* Set task
Each entry must appear again exactly as it does in the source.

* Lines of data
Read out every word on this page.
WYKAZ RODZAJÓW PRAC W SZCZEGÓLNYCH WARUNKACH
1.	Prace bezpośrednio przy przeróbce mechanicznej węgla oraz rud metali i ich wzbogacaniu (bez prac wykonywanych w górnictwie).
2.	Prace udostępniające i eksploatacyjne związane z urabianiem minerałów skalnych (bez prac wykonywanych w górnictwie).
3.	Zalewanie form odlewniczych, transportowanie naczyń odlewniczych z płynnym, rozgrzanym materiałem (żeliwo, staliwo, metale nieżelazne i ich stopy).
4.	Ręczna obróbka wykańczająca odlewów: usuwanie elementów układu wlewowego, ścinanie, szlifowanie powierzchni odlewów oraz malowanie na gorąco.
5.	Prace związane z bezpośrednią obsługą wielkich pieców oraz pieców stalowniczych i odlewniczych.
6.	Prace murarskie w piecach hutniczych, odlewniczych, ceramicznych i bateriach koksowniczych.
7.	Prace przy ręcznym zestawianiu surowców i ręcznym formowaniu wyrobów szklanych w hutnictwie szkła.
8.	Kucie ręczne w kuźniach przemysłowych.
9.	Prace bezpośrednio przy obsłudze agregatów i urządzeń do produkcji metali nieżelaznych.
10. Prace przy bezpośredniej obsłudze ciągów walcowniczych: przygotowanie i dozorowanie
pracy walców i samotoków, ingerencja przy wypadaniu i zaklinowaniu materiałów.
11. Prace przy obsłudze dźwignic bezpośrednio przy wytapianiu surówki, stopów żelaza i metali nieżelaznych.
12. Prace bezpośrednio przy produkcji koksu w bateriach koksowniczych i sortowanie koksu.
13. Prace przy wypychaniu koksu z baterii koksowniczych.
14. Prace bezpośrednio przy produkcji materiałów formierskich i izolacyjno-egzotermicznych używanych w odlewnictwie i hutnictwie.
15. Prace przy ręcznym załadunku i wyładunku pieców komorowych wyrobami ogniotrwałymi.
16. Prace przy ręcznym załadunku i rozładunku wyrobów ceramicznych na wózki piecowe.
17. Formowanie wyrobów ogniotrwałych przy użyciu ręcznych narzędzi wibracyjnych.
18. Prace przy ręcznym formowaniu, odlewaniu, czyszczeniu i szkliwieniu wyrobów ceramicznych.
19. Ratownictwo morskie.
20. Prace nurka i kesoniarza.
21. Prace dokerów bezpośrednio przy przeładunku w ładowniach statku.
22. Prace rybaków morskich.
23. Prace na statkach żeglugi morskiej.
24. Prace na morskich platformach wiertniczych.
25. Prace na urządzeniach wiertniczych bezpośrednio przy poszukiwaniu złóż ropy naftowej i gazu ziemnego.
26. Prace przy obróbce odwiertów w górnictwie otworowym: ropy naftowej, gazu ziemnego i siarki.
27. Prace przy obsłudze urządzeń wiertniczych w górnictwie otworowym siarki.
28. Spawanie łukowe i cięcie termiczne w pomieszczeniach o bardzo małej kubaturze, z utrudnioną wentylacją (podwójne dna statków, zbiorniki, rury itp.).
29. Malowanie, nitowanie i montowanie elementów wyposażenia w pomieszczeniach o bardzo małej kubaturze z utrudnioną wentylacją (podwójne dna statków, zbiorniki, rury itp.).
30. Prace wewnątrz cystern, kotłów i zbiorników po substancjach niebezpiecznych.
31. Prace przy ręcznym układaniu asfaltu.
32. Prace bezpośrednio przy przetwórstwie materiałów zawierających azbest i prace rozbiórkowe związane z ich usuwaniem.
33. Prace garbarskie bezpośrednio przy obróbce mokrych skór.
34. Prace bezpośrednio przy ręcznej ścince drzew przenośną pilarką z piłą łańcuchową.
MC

* Response for this exercise
Read out every word on this page.
WYKAZ RODZAJÓW PRAC W SZCZEGÓLNYCH WARUNKACH
1.	Prace bezpośrednio przy przeróbce mechanicznej węgla oraz rud metali i ich wzbogacaniu (bez prac wykonywanych w górnictwie).
2.	Prace udostępniające i eksploatacyjne związane z urabianiem minerałów skalnych (bez prac wykonywanych w górnictwie).
3.	Zalewanie form odlewniczych, transportowanie naczyń odlewniczych z płynnym, rozgrzanym materiałem (żeliwo, staliwo, metale nieżelazne i ich stopy).
4.	Ręczna obróbka wykańczająca odlewów: usuwanie elementów układu wlewowego, ścinanie, szlifowanie powierzchni odlewów oraz malowanie na gorąco.
5.	Prace związane z bezpośrednią obsługą wielkich pieców oraz pieców stalowniczych i odlewniczych.
6.	Prace murarskie w piecach hutniczych, odlewniczych, ceramicznych i bateriach koksowniczych.
7.	Prace przy ręcznym zestawianiu surowców i ręcznym formowaniu wyrobów szklanych w hutnictwie szkła.
8.	Kucie ręczne w kuźniach przemysłowych.
9.	Prace bezpośrednio przy obsłudze agregatów i urządzeń do produkcji metali nieżelaznych.
10. Prace przy bezpośredniej obsłudze ciągów walcowniczych: przygotowanie i dozorowanie
pracy walców i samotoków, ingerencja przy wypadaniu i zaklinowaniu materiałów.
11. Prace przy obsłudze dźwignic bezpośrednio przy wytapianiu surówki, stopów żelaza i metali nieżelaznych.
12. Prace bezpośrednio przy produkcji koksu w bateriach koksowniczych i sortowanie koksu.
13. Prace przy wypychaniu koksu z baterii koksowniczych.
14. Prace bezpośrednio przy produkcji materiałów formierskich i izolacyjno-egzotermicznych używanych w odlewnictwie i hutnictwie.
15. Prace przy ręcznym załadunku i wyładunku pieców komorowych wyrobami ogniotrwałymi.
16. Prace przy ręcznym załadunku i rozładunku wyrobów ceramicznych na wózki piecowe.
17. Formowanie wyrobów ogniotrwałych przy użyciu ręcznych narzędzi wibracyjnych.
18. Prace przy ręcznym formowaniu, odlewaniu, czyszczeniu i szkliwieniu wyrobów ceramicznych.
19. Ratownictwo morskie.
20. Prace nurka i kesoniarza.
21. Prace dokerów bezpośrednio przy przeładunku w ładowniach statku.
22. Prace rybaków morskich.
23. Prace na statkach żeglugi morskiej.
24. Prace na morskich platformach wiertniczych.
25. Prace na urządzeniach wiertniczych bezpośrednio przy poszukiwaniu złóż ropy naftowej i gazu ziemnego.
26. Prace przy obróbce odwiertów w górnictwie otworowym: ropy naftowej, gazu ziemnego i siarki.
27. Prace przy obsłudze urządzeń wiertniczych w górnictwie otworowym siarki.
28. Spawanie łukowe i cięcie termiczne w pomieszczeniach o bardzo małej kubaturze, z utrudnioną wentylacją (podwójne dna statków, zbiorniki, rury itp.).
29. Malowanie, nitowanie i montowanie elementów wyposażenia w pomieszczeniach o bardzo małej kubaturze z utrudnioną wentylacją (podwójne dna statków, zbiorniki, rury itp.).
30. Prace wewnątrz cystern, kotłów i zbiorników po substancjach niebezpiecznych.
31. Prace przy ręcznym układaniu asfaltu.
32. Prace bezpośrednio przy przetwórstwie materiałów zawierających azbest i prace rozbiórkowe związane z ich usuwaniem.
33. Prace garbarskie bezpośrednio przy obróbce mokrych skór.
34. Prace bezpośrednio przy ręcznej ścince drzew przenośną pilarką z piłą łańcuchową.
MC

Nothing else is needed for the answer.